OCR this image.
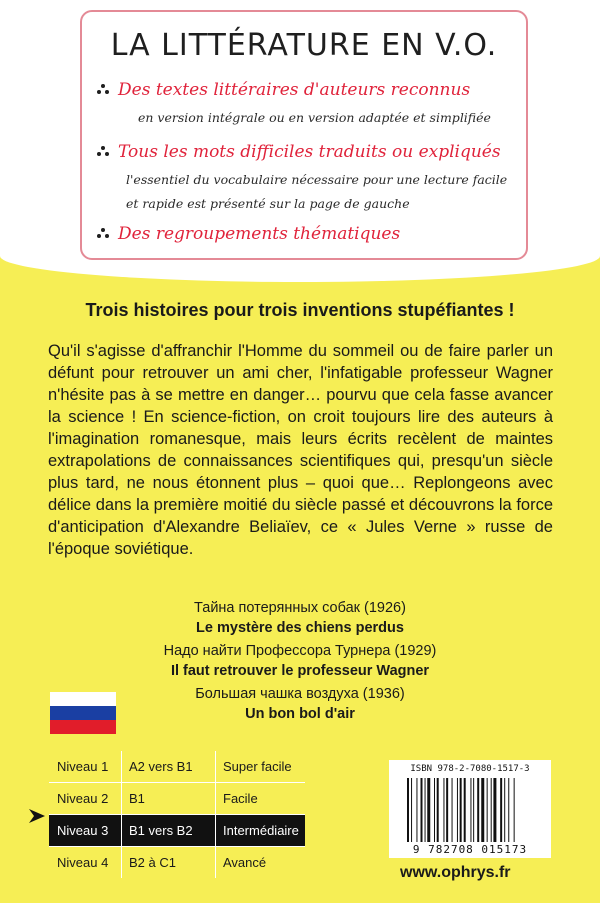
LA LITTÉRATURE EN V.O.
Des textes littéraires d'auteurs reconnus
en version intégrale ou en version adaptée et simplifiée
Tous les mots difficiles traduits ou expliqués
l'essentiel du vocabulaire nécessaire pour une lecture facile
et rapide est présenté sur la page de gauche
Des regroupements thématiques
Trois histoires pour trois inventions stupéfiantes !

Qu'il s'agisse d'affranchir l'Homme du sommeil ou de faire parler un défunt pour retrouver un ami cher, l'infatigable professeur Wagner n'hésite pas à se mettre en danger… pourvu que cela fasse avancer la science ! En science-fiction, on croit toujours lire des auteurs à l'imagination romanesque, mais leurs écrits recèlent de maintes extrapolations de connaissances scientifiques qui, presqu'un siècle plus tard, ne nous étonnent plus – quoi que… Replongeons avec délice dans la première moitié du siècle passé et découvrons la force d'anticipation d'Alexandre Beliaïev, ce « Jules Verne » russe de l'époque soviétique.

Тайна потерянных собак (1926)
Le mystère des chiens perdus
Надо найти Профессора Турнера (1929)
Il faut retrouver le professeur Wagner
Большая чашка воздуха (1936)
Un bon bol d'air
Niveau 1 A2 vers B1 Super facile
Niveau 2 B1	Facile
Niveau 3 B1 vers B2 Intermédiaire
Niveau 4 B2 à C1	Avancé
ISBN 978-2-7080-1517-3
9 782708 015173
www.ophrys.fr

—————

- _Request_
Copy every line that includes the string "professeur" from the material above.

- _Expected answer_
Qu'il s'agisse d'affranchir l'Homme du sommeil ou de faire parler un défunt pour retrouver un ami cher, l'infatigable professeur Wagner n'hésite pas à se mettre en danger… pourvu que cela fasse avancer la science ! En science-fiction, on croit toujours lire des auteurs à l'imagination romanesque, mais leurs écrits recèlent de maintes extrapolations de connaissances scientifiques qui, presqu'un siècle plus tard, ne nous étonnent plus – quoi que… Replongeons avec délice dans la première moitié du siècle passé et découvrons la force d'anticipation d'Alexandre Beliaïev, ce « Jules Verne » russe de l'époque soviétique.
Il faut retrouver le professeur Wagner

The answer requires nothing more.